------ ENTRIES SUPPLIED

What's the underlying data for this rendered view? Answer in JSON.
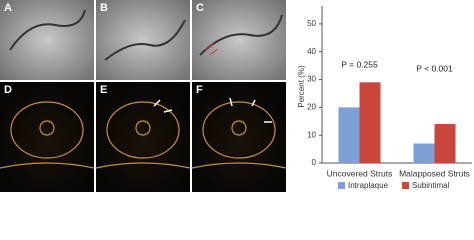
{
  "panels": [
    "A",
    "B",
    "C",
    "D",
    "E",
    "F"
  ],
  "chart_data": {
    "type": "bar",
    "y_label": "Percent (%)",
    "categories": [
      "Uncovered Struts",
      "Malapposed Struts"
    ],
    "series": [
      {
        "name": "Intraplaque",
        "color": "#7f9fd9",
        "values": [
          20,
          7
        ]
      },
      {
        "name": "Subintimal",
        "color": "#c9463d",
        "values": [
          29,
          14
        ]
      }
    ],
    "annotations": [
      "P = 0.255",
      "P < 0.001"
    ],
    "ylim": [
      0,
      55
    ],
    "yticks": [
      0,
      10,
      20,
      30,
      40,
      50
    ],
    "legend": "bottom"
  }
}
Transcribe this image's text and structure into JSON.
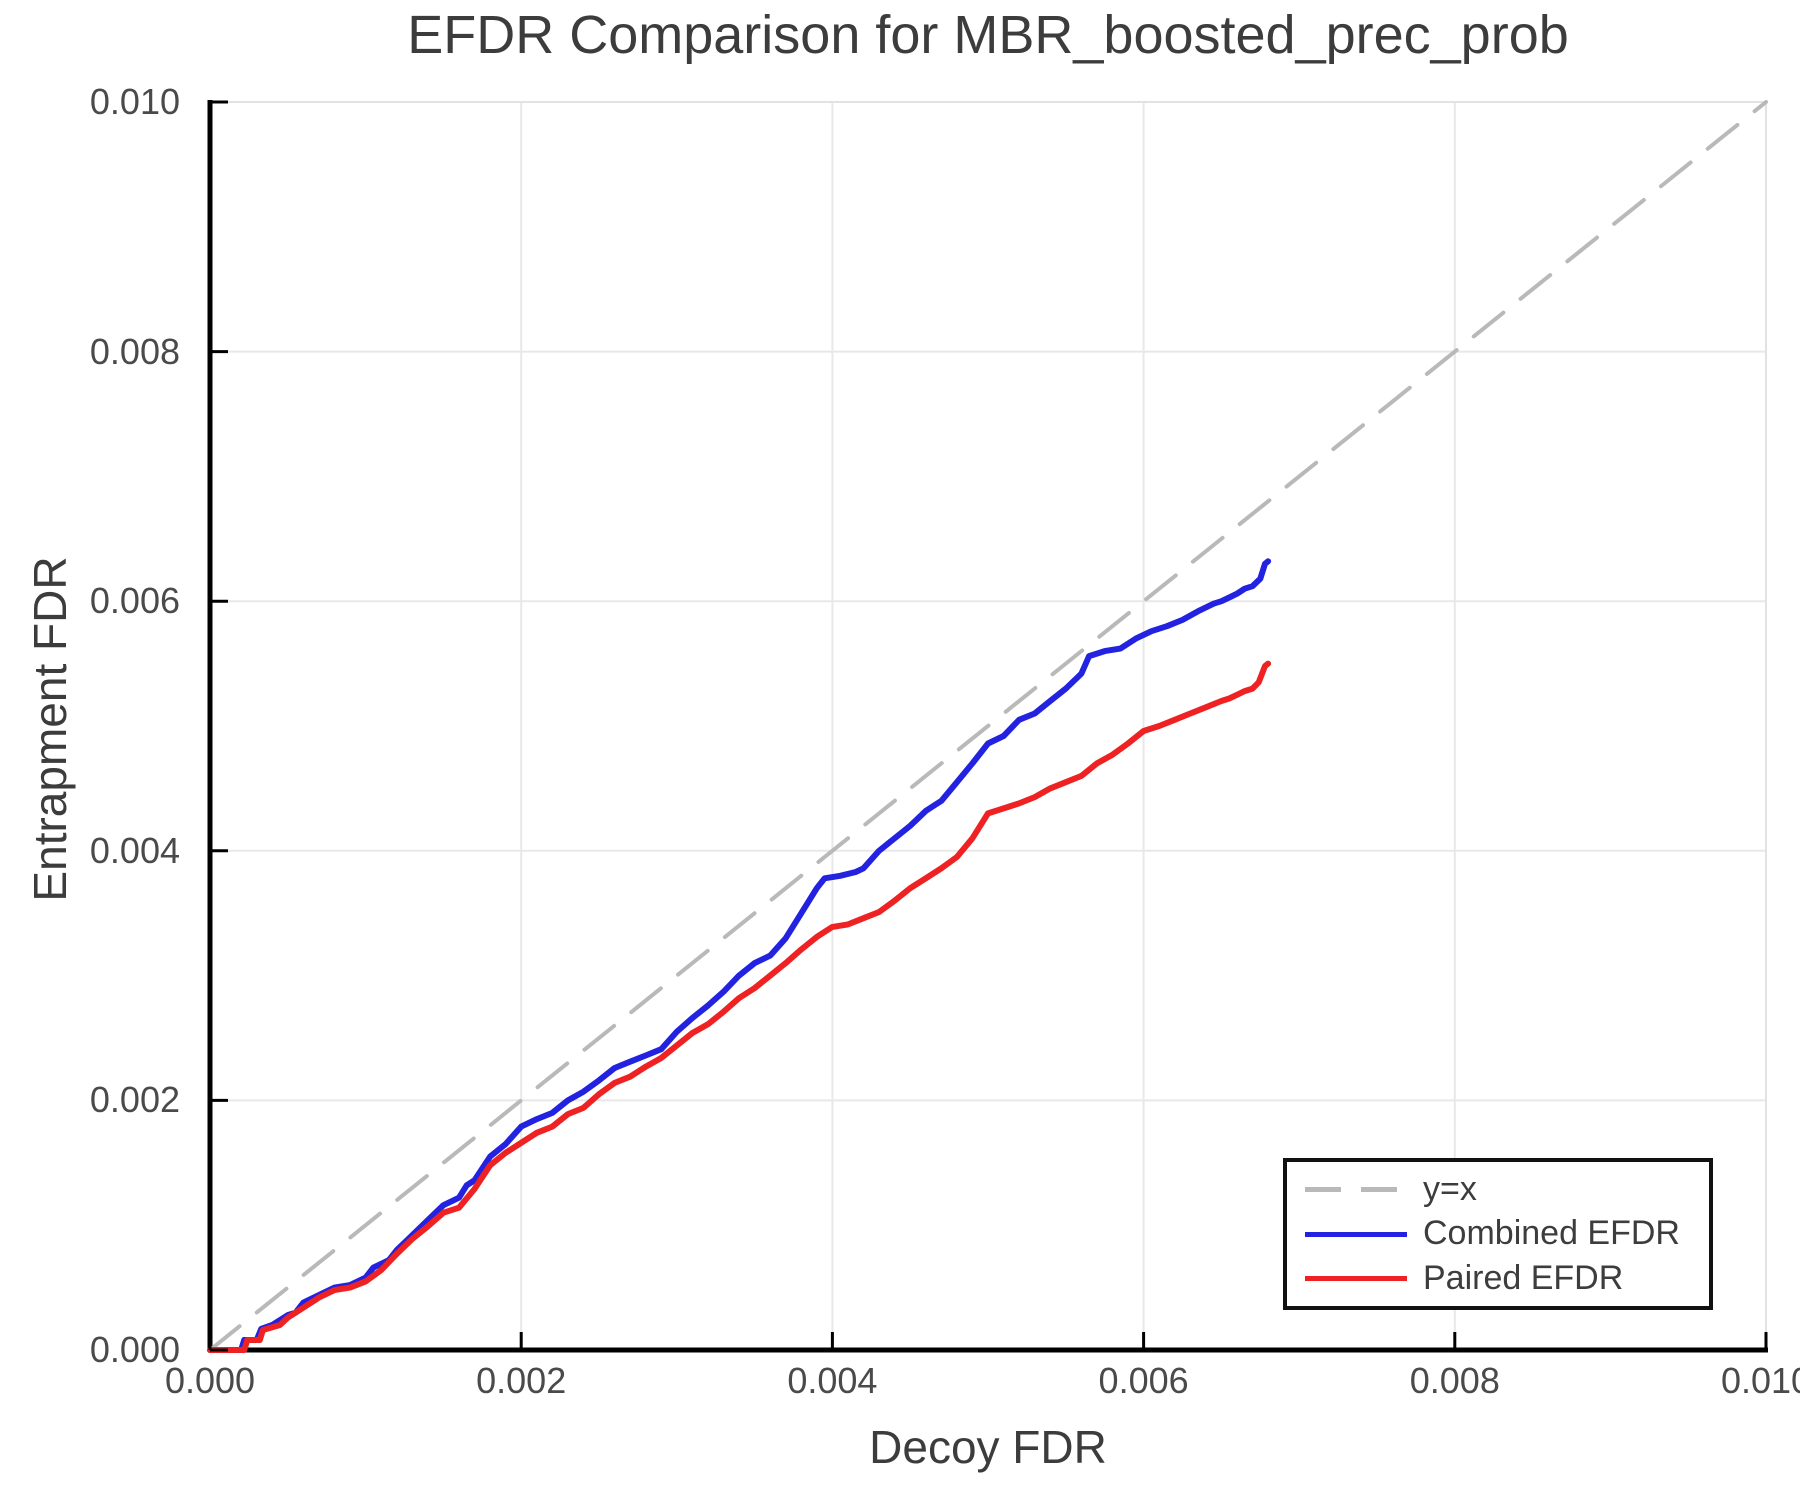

------------
------ ENTRIES SUPPLIED

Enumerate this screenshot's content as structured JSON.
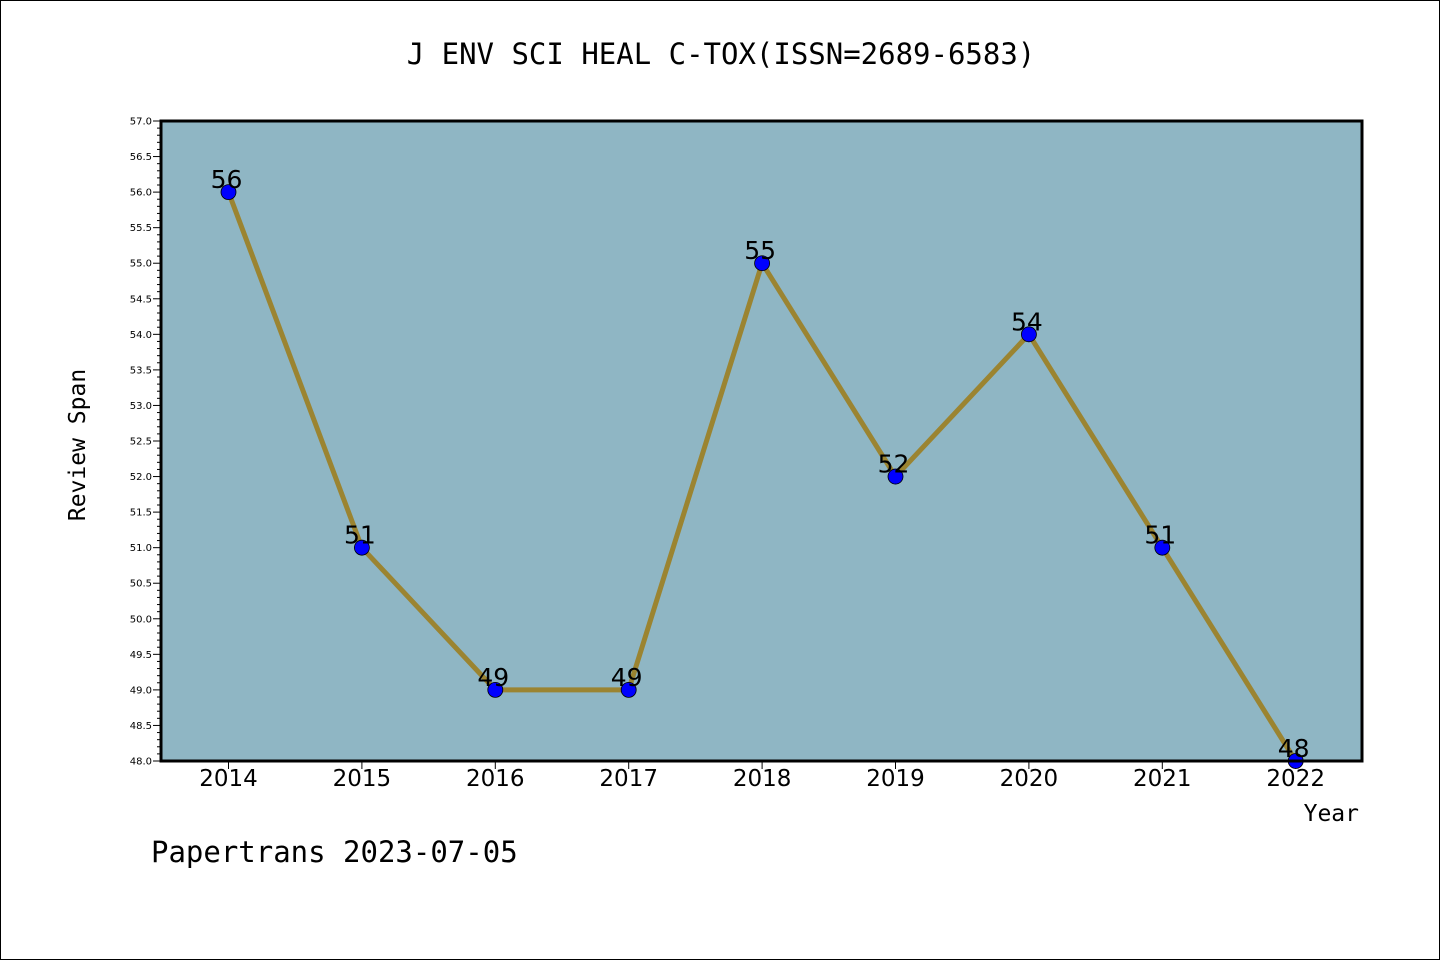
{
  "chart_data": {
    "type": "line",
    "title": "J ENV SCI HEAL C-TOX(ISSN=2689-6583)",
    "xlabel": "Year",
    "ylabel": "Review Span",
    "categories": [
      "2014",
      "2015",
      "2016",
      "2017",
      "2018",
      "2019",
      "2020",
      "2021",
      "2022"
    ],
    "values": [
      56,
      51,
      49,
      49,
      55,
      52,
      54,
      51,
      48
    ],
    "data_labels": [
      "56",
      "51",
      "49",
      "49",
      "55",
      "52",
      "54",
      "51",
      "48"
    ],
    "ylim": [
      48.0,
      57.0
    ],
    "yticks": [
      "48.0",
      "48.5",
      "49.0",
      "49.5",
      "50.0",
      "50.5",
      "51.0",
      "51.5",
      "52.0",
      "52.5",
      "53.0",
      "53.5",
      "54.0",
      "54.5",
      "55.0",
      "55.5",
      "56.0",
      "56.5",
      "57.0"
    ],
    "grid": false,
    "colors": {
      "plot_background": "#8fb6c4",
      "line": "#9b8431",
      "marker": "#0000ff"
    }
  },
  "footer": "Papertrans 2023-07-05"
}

------------

### STATED EXERCISE:
Leave the pictures out and copy exactly the lines from the one with "What's the underlying" to the one with "Transcribe this image's", both included.

### ANSWER FOR THE TASK:
What's the underlying data for this rendered view? Answer in JSON.
{
  "panels": [
    "A",
    "B",
    "C",
    "D",
    "E",
    "F"
  ],
  "chart_data": {
    "type": "bar",
    "y_label": "Percent (%)",
    "categories": [
      "Uncovered Struts",
      "Malapposed Struts"
    ],
    "series": [
      {
        "name": "Intraplaque",
        "color": "#7f9fd9",
        "values": [
          20,
          7
        ]
      },
      {
        "name": "Subintimal",
        "color": "#c9463d",
        "values": [
          29,
          14
        ]
      }
    ],
    "annotations": [
      "P = 0.255",
      "P < 0.001"
    ],
    "ylim": [
      0,
      55
    ],
    "yticks": [
      0,
      10,
      20,
      30,
      40,
      50
    ],
    "legend": "bottom"
  }
}
Transcribe this image's text and structure into JSON.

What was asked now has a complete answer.